Please report every line from the material that contains the word "angezeigte".

## INFORMATION SHOWN:
════════════════

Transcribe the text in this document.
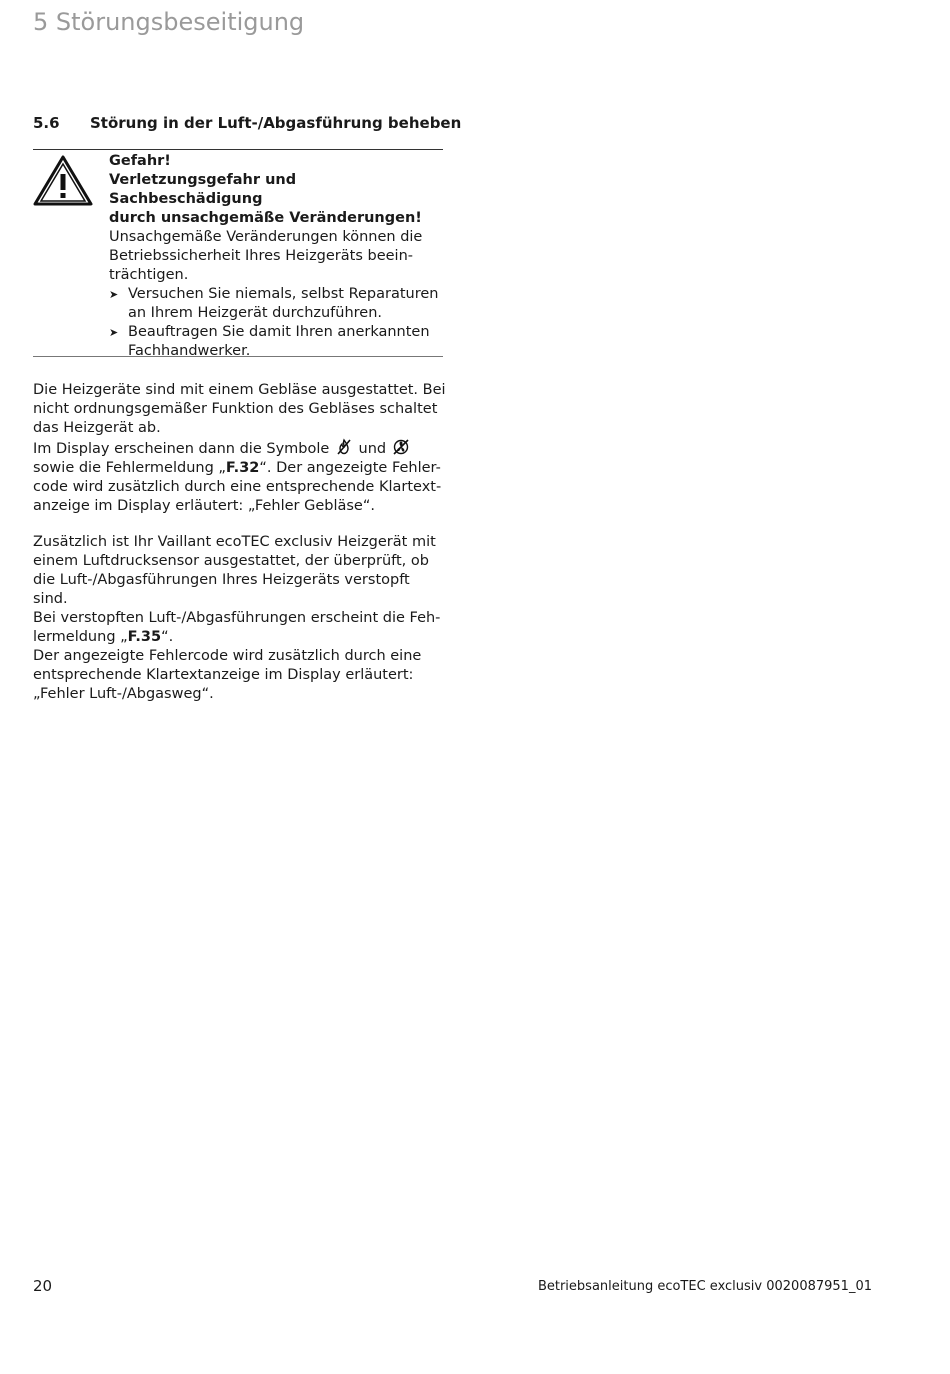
5 Störungsbeseitigung
5.6 Störung in der Luft-/Abgasführung beheben

Gefahr!

Verletzungsgefahr und Sachbeschädigung

durch unsachgemäße Veränderungen!

Unsachgemäße Veränderungen können die

Betriebssicherheit Ihres Heizgeräts beein-

trächtigen.

➤ Versuchen Sie niemals, selbst Reparaturen
an Ihrem Heizgerät durchzuführen.
➤ Beauftragen Sie damit Ihren anerkannten
Fachhandwerker.
Die Heizgeräte sind mit einem Gebläse ausgestattet. Bei
nicht ordnungsgemäßer Funktion des Gebläses schaltet
das Heizgerät ab.
Im Display erscheinen dann die Symbole und
sowie die Fehlermeldung „F.32“. Der angezeigte Fehler-
code wird zusätzlich durch eine entsprechende Klartext-
anzeige im Display erläutert: „Fehler Gebläse“.
Zusätzlich ist Ihr Vaillant ecoTEC exclusiv Heizgerät mit
einem Luftdrucksensor ausgestattet, der überprüft, ob
die Luft-/Abgasführungen Ihres Heizgeräts verstopft
sind.
Bei verstopften Luft-/Abgasführungen erscheint die Feh-
lermeldung „F.35“.
Der angezeigte Fehlercode wird zusätzlich durch eine
entsprechende Klartextanzeige im Display erläutert:
„Fehler Luft-/Abgasweg“.
20	Betriebsanleitung ecoTEC exclusiv 0020087951_01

════════════════

## EXPECTED OUTPUT:
sowie die Fehlermeldung „F.32“. Der angezeigte Fehler-
Der angezeigte Fehlercode wird zusätzlich durch eine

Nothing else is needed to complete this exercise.